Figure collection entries
━━━
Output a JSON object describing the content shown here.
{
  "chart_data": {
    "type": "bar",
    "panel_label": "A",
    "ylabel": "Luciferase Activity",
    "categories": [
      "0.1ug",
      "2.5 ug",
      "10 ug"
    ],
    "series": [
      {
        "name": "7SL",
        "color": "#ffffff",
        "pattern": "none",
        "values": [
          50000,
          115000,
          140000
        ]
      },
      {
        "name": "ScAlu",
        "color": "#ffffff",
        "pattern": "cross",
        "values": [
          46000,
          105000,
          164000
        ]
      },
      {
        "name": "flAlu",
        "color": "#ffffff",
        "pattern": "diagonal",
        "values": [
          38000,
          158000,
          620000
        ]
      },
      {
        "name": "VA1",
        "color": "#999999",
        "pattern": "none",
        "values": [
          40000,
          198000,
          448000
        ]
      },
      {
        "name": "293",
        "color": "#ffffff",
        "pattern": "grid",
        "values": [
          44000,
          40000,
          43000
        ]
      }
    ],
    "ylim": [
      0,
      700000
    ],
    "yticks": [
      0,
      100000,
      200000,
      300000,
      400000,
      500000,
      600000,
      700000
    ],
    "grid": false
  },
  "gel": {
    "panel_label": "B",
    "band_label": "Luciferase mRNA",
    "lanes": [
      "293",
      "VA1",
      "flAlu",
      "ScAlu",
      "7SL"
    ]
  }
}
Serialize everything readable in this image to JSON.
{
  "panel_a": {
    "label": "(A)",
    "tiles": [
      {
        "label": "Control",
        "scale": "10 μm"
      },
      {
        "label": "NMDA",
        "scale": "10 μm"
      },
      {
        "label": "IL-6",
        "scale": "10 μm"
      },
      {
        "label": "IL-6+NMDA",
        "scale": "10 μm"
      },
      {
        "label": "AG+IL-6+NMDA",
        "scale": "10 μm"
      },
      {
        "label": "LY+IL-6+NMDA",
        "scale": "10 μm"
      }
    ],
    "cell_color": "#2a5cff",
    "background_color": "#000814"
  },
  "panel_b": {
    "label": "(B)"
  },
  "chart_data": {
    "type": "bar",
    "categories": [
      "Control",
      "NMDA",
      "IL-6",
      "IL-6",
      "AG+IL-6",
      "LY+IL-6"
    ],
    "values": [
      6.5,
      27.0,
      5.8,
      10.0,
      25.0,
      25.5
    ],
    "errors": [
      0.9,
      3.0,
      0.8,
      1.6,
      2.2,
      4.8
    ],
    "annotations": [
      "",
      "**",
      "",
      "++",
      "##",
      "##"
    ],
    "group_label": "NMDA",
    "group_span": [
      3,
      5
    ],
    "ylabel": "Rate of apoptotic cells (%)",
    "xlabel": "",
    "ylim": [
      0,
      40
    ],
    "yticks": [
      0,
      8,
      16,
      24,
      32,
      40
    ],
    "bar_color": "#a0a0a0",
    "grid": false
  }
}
━━━
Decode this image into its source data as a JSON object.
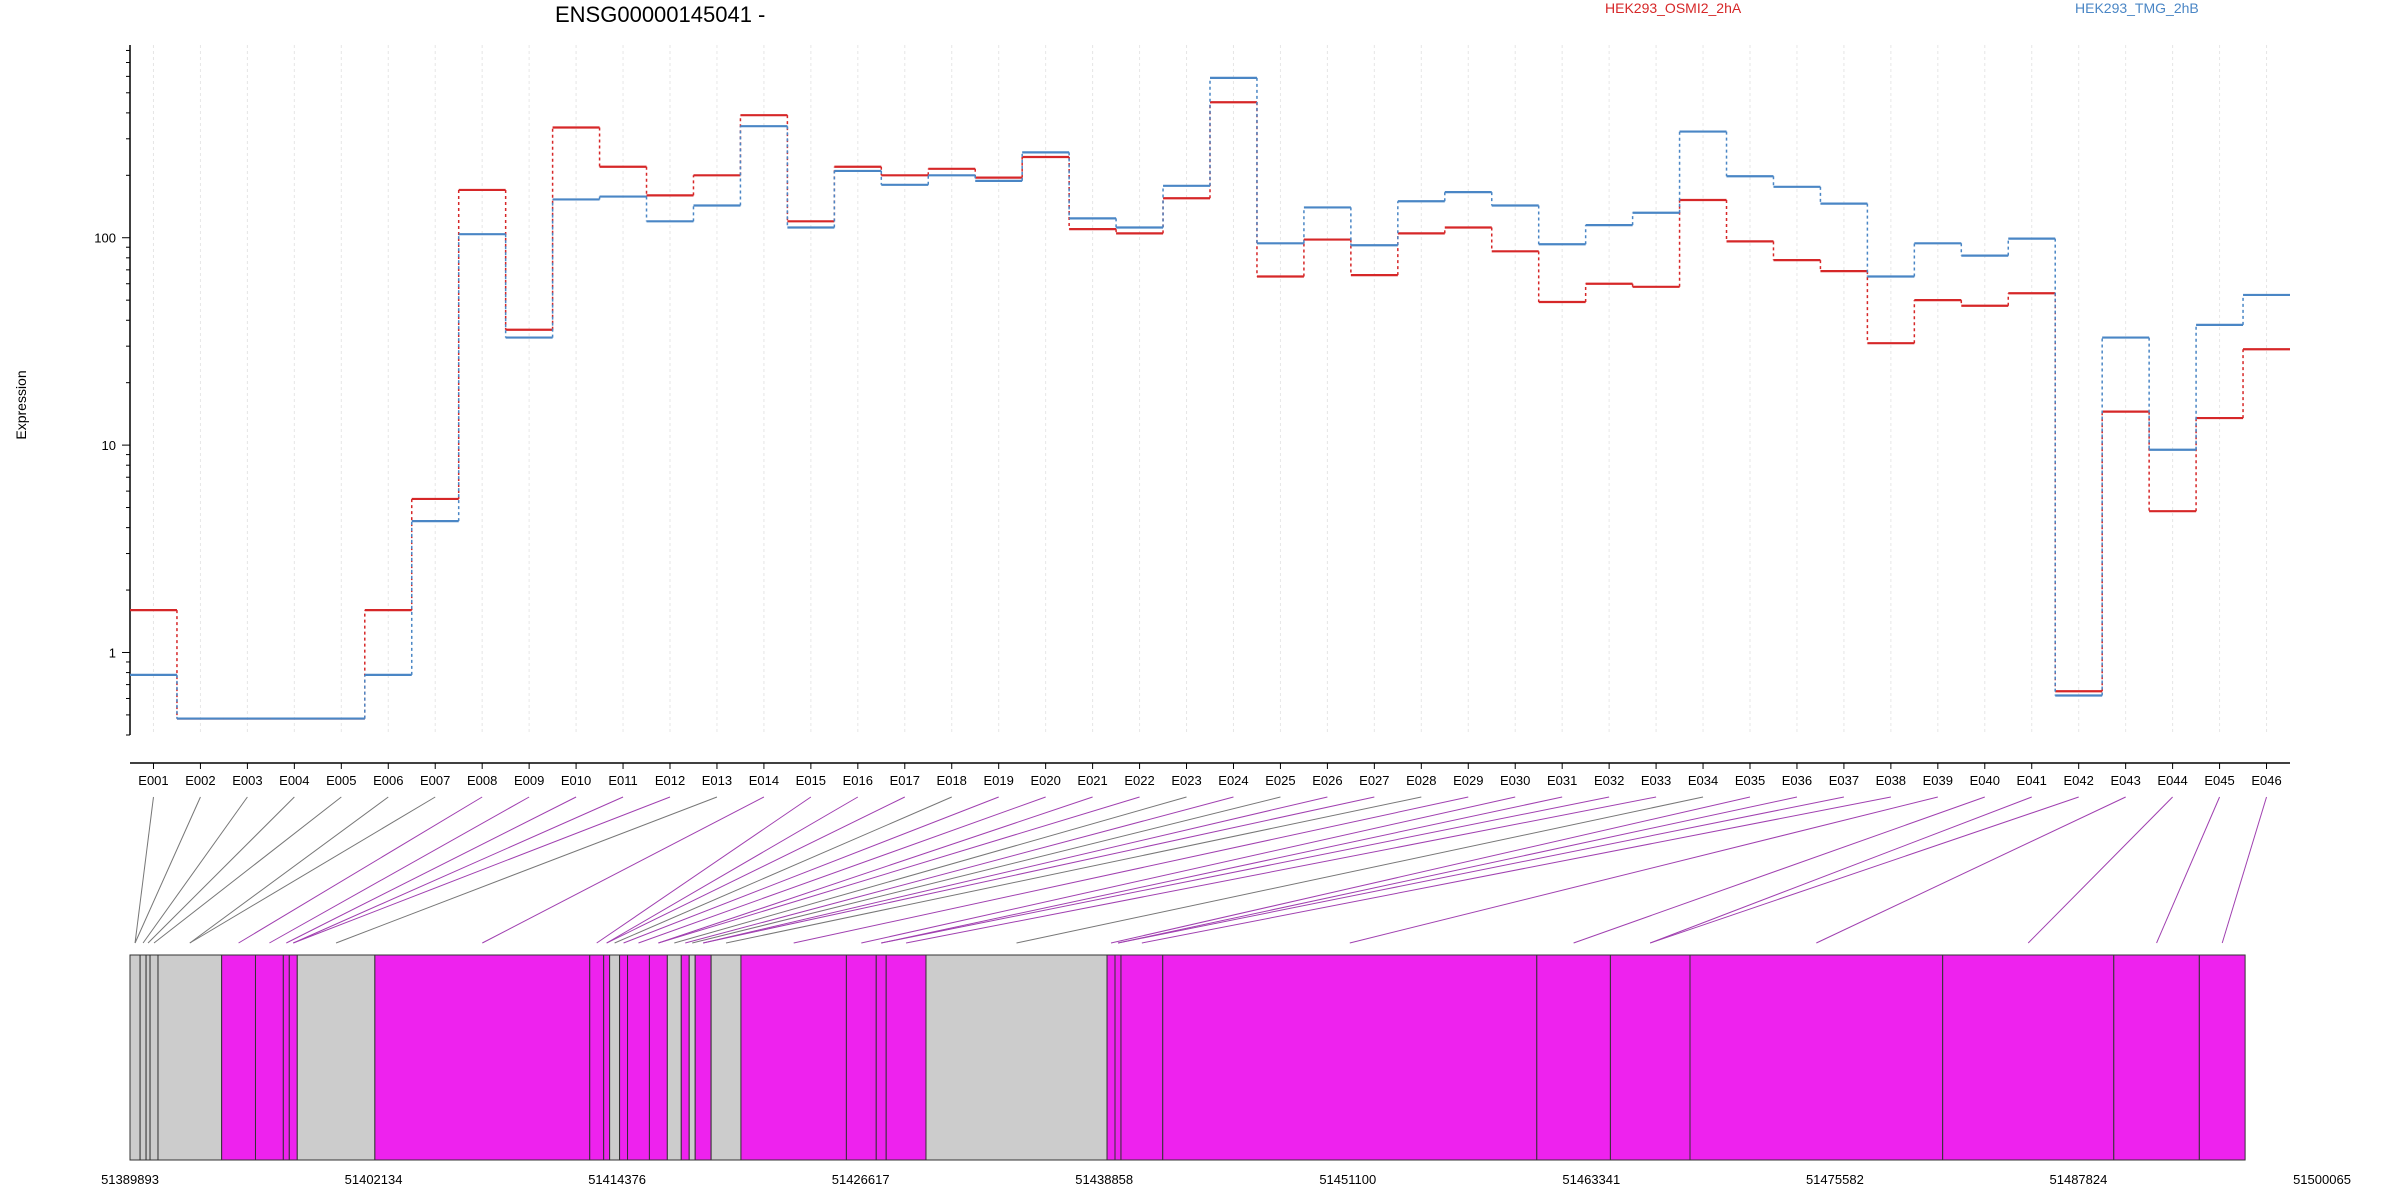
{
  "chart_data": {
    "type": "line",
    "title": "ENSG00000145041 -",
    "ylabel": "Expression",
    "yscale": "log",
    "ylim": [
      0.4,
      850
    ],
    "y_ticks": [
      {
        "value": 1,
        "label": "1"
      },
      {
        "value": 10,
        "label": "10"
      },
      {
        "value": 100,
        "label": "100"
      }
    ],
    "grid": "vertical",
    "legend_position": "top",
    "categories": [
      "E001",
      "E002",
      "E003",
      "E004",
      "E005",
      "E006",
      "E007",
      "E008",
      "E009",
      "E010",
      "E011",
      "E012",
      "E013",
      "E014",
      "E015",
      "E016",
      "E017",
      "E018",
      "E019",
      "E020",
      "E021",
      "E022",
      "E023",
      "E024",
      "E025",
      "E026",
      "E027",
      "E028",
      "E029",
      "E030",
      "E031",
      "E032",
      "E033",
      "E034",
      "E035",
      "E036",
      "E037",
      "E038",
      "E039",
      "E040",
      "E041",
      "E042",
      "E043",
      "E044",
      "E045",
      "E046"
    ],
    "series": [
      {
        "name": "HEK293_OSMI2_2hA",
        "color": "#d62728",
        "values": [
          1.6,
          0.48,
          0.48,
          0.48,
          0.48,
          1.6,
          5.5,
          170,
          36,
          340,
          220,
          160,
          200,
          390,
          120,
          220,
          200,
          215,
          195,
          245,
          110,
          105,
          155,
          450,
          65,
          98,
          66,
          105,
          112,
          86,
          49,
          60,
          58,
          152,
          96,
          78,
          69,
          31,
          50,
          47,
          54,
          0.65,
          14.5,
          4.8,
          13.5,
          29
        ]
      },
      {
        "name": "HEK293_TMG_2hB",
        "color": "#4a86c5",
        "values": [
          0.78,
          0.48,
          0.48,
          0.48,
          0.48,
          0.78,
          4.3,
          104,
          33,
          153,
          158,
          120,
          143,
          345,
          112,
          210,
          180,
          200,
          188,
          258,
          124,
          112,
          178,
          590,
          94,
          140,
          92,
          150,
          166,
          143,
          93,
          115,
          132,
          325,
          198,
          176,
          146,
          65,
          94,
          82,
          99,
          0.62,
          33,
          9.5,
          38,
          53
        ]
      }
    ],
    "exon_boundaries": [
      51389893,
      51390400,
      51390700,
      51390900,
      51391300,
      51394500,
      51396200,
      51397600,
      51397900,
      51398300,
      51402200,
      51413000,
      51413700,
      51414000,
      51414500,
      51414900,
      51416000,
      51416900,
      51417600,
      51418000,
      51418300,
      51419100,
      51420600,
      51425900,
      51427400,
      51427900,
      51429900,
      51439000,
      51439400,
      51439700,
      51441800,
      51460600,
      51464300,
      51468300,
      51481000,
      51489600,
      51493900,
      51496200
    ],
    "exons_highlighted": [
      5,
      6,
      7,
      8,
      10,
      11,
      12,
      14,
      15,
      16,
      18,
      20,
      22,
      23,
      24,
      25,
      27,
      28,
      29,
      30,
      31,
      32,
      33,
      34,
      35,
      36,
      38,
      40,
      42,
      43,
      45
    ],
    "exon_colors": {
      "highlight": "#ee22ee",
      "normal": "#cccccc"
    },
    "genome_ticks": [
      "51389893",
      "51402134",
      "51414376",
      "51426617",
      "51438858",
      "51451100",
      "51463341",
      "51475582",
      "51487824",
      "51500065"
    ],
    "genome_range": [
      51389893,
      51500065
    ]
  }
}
━━━
The result is a copy of every line above where the word "grid" shows up.

ANSWER:
        "pattern": "grid",
    "grid": false
    "grid": false
    "grid": "vertical",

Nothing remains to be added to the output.